Information given:
-- START --
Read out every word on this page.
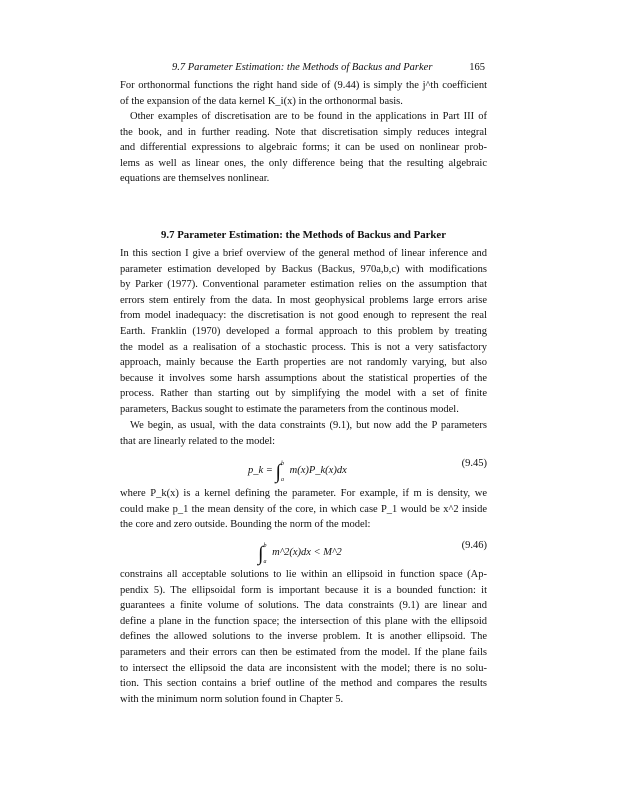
9.7 Parameter Estimation: the Methods of Backus and Parker	165
For orthonormal functions the right hand side of (9.44) is simply the j^th coefficient
of the expansion of the data kernel K_i(x) in the orthonormal basis.
Other examples of discretisation are to be found in the applications in Part III of
the book, and in further reading. Note that discretisation simply reduces integral
and differential expressions to algebraic forms; it can be used on nonlinear prob-
lems as well as linear ones, the only difference being that the resulting algebraic
equations are themselves nonlinear.
9.7 Parameter Estimation: the Methods of Backus and Parker
In this section I give a brief overview of the general method of linear inference and
parameter estimation developed by Backus (Backus, 970a,b,c) with modifications
by Parker (1977). Conventional parameter estimation relies on the assumption that
errors stem entirely from the data. In most geophysical problems large errors arise
from model inadequacy: the discretisation is not good enough to represent the real
Earth. Franklin (1970) developed a formal approach to this problem by treating
the model as a realisation of a stochastic process. This is not a very satisfactory
approach, mainly because the Earth properties are not randomly varying, but also
because it involves some harsh assumptions about the statistical properties of the
process. Rather than starting out by simplifying the model with a set of finite
parameters, Backus sought to estimate the parameters from the continous model.
We begin, as usual, with the data constraints (9.1), but now add the P parameters
that are linearly related to the model:
p_k = ∫ b
a
m(x)P_k(x)dx
(9.45)
where P_k(x) is a kernel defining the parameter. For example, if m is density, we
could make p_1 the mean density of the core, in which case P_1 would be x^2 inside
the core and zero outside. Bounding the norm of the model:
∫ b
a
m^2(x)dx < M^2
(9.46)
constrains all acceptable solutions to lie within an ellipsoid in function space (Ap-
pendix 5). The ellipsoidal form is important because it is a bounded function: it
guarantees a finite volume of solutions. The data constraints (9.1) are linear and
define a plane in the function space; the intersection of this plane with the ellipsoid
defines the allowed solutions to the inverse problem. It is another ellipsoid. The
parameters and their errors can then be estimated from the model. If the plane fails
to intersect the ellipsoid the data are inconsistent with the model; there is no solu-
tion. This section contains a brief outline of the method and compares the results
with the minimum norm solution found in Chapter 5.
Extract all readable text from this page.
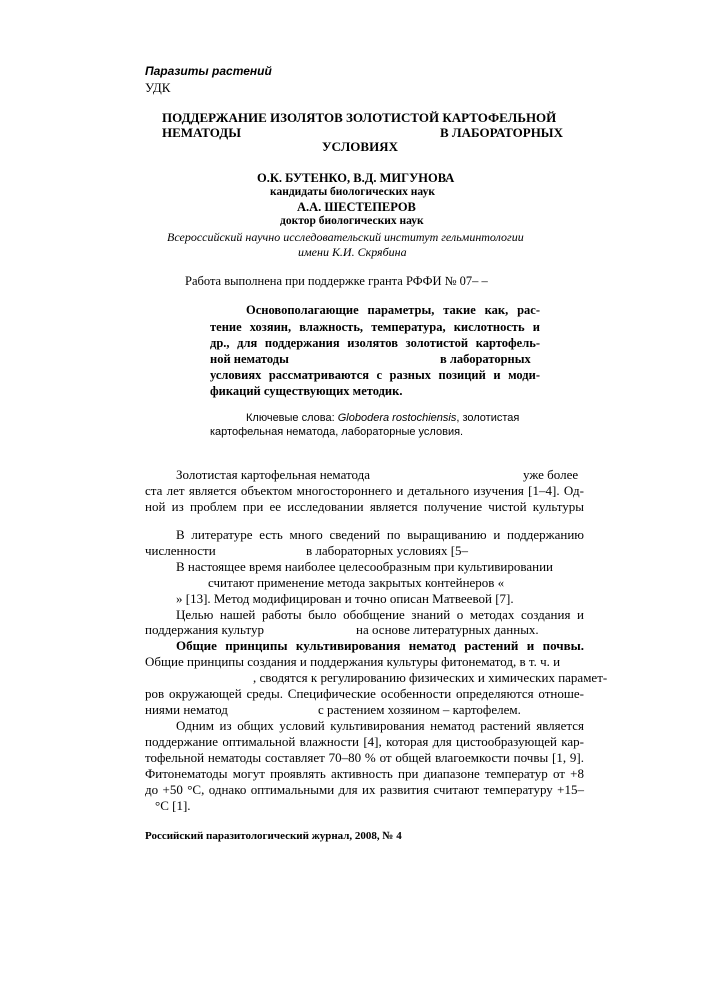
Паразиты растений
УДК
ПОДДЕРЖАНИЕ ИЗОЛЯТОВ ЗОЛОТИСТОЙ КАРТОФЕЛЬНОЙ
НЕМАТОДЫ	В ЛАБОРАТОРНЫХ
УСЛОВИЯХ
О.К. БУТЕНКО, В.Д. МИГУНОВА
кандидаты биологических наук
А.А. ШЕСТЕПЕРОВ
доктор биологических наук
Всероссийский научно исследовательский институт гельминтологии
имени К.И. Скрябина
Работа выполнена при поддержке гранта РФФИ № 07– –
Основополагающие параметры, такие как, рас-
тение хозяин, влажность, температура, кислотность и
др., для поддержания изолятов золотистой картофель-
ной нематоды	в лабораторных
условиях рассматриваются с разных позиций и моди-
фикаций существующих методик.
Ключевые слова: Globodera rostochiensis, золотистая
картофельная нематода, лабораторные условия.
Золотистая картофельная нематода	уже более
ста лет является объектом многостороннего и детального изучения [1–4]. Од-
ной из проблем при ее исследовании является получение чистой культуры
В литературе есть много сведений по выращиванию и поддержанию
численности	в лабораторных условиях [5–
В настоящее время наиболее целесообразным при культивировании
считают применение метода закрытых контейнеров «
» [13]. Метод модифицирован и точно описан Матвеевой [7].
Целью нашей работы было обобщение знаний о методах создания и
поддержания культур	на основе литературных данных.
Общие принципы культивирования нематод растений и почвы.
Общие принципы создания и поддержания культуры фитонематод, в т. ч. и
, сводятся к регулированию физических и химических парамет-
ров окружающей среды. Специфические особенности определяются отноше-
ниями нематод	с растением хозяином – картофелем.
Одним из общих условий культивирования нематод растений является
поддержание оптимальной влажности [4], которая для цистообразующей кар-
тофельной нематоды составляет 70–80 % от общей влагоемкости почвы [1, 9].
Фитонематоды могут проявлять активность при диапазоне температур от +8
до +50 °С, однако оптимальными для их развития считают температуру +15–
°С [1].
Российский паразитологический журнал, 2008, № 4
-- END --
Set problem:
Copy the whole of the material above exactly, but not its images.

Response for this exercise:
Read out every word on this page.
9.7 Parameter Estimation: the Methods of Backus and Parker	165
For orthonormal functions the right hand side of (9.44) is simply the j^th coefficient
of the expansion of the data kernel K_i(x) in the orthonormal basis.
Other examples of discretisation are to be found in the applications in Part III of
the book, and in further reading. Note that discretisation simply reduces integral
and differential expressions to algebraic forms; it can be used on nonlinear prob-
lems as well as linear ones, the only difference being that the resulting algebraic
equations are themselves nonlinear.
9.7 Parameter Estimation: the Methods of Backus and Parker
In this section I give a brief overview of the general method of linear inference and
parameter estimation developed by Backus (Backus, 970a,b,c) with modifications
by Parker (1977). Conventional parameter estimation relies on the assumption that
errors stem entirely from the data. In most geophysical problems large errors arise
from model inadequacy: the discretisation is not good enough to represent the real
Earth. Franklin (1970) developed a formal approach to this problem by treating
the model as a realisation of a stochastic process. This is not a very satisfactory
approach, mainly because the Earth properties are not randomly varying, but also
because it involves some harsh assumptions about the statistical properties of the
process. Rather than starting out by simplifying the model with a set of finite
parameters, Backus sought to estimate the parameters from the continous model.
We begin, as usual, with the data constraints (9.1), but now add the P parameters
that are linearly related to the model:
p_k = ∫ b
a
m(x)P_k(x)dx
(9.45)
where P_k(x) is a kernel defining the parameter. For example, if m is density, we
could make p_1 the mean density of the core, in which case P_1 would be x^2 inside
the core and zero outside. Bounding the norm of the model:
∫ b
a
m^2(x)dx < M^2
(9.46)
constrains all acceptable solutions to lie within an ellipsoid in function space (Ap-
pendix 5). The ellipsoidal form is important because it is a bounded function: it
guarantees a finite volume of solutions. The data constraints (9.1) are linear and
define a plane in the function space; the intersection of this plane with the ellipsoid
defines the allowed solutions to the inverse problem. It is another ellipsoid. The
parameters and their errors can then be estimated from the model. If the plane fails
to intersect the ellipsoid the data are inconsistent with the model; there is no solu-
tion. This section contains a brief outline of the method and compares the results
with the minimum norm solution found in Chapter 5.
Extract all readable text from this page.
Паразиты растений
УДК
ПОДДЕРЖАНИЕ ИЗОЛЯТОВ ЗОЛОТИСТОЙ КАРТОФЕЛЬНОЙ
НЕМАТОДЫ	В ЛАБОРАТОРНЫХ
УСЛОВИЯХ
О.К. БУТЕНКО, В.Д. МИГУНОВА
кандидаты биологических наук
А.А. ШЕСТЕПЕРОВ
доктор биологических наук
Всероссийский научно исследовательский институт гельминтологии
имени К.И. Скрябина
Работа выполнена при поддержке гранта РФФИ № 07– –
Основополагающие параметры, такие как, рас-
тение хозяин, влажность, температура, кислотность и
др., для поддержания изолятов золотистой картофель-
ной нематоды	в лабораторных
условиях рассматриваются с разных позиций и моди-
фикаций существующих методик.
Ключевые слова: Globodera rostochiensis, золотистая
картофельная нематода, лабораторные условия.
Золотистая картофельная нематода	уже более
ста лет является объектом многостороннего и детального изучения [1–4]. Од-
ной из проблем при ее исследовании является получение чистой культуры
В литературе есть много сведений по выращиванию и поддержанию
численности	в лабораторных условиях [5–
В настоящее время наиболее целесообразным при культивировании
считают применение метода закрытых контейнеров «
» [13]. Метод модифицирован и точно описан Матвеевой [7].
Целью нашей работы было обобщение знаний о методах создания и
поддержания культур	на основе литературных данных.
Общие принципы культивирования нематод растений и почвы.
Общие принципы создания и поддержания культуры фитонематод, в т. ч. и
, сводятся к регулированию физических и химических парамет-
ров окружающей среды. Специфические особенности определяются отноше-
ниями нематод	с растением хозяином – картофелем.
Одним из общих условий культивирования нематод растений является
поддержание оптимальной влажности [4], которая для цистообразующей кар-
тофельной нематоды составляет 70–80 % от общей влагоемкости почвы [1, 9].
Фитонематоды могут проявлять активность при диапазоне температур от +8
до +50 °С, однако оптимальными для их развития считают температуру +15–
°С [1].
Российский паразитологический журнал, 2008, № 4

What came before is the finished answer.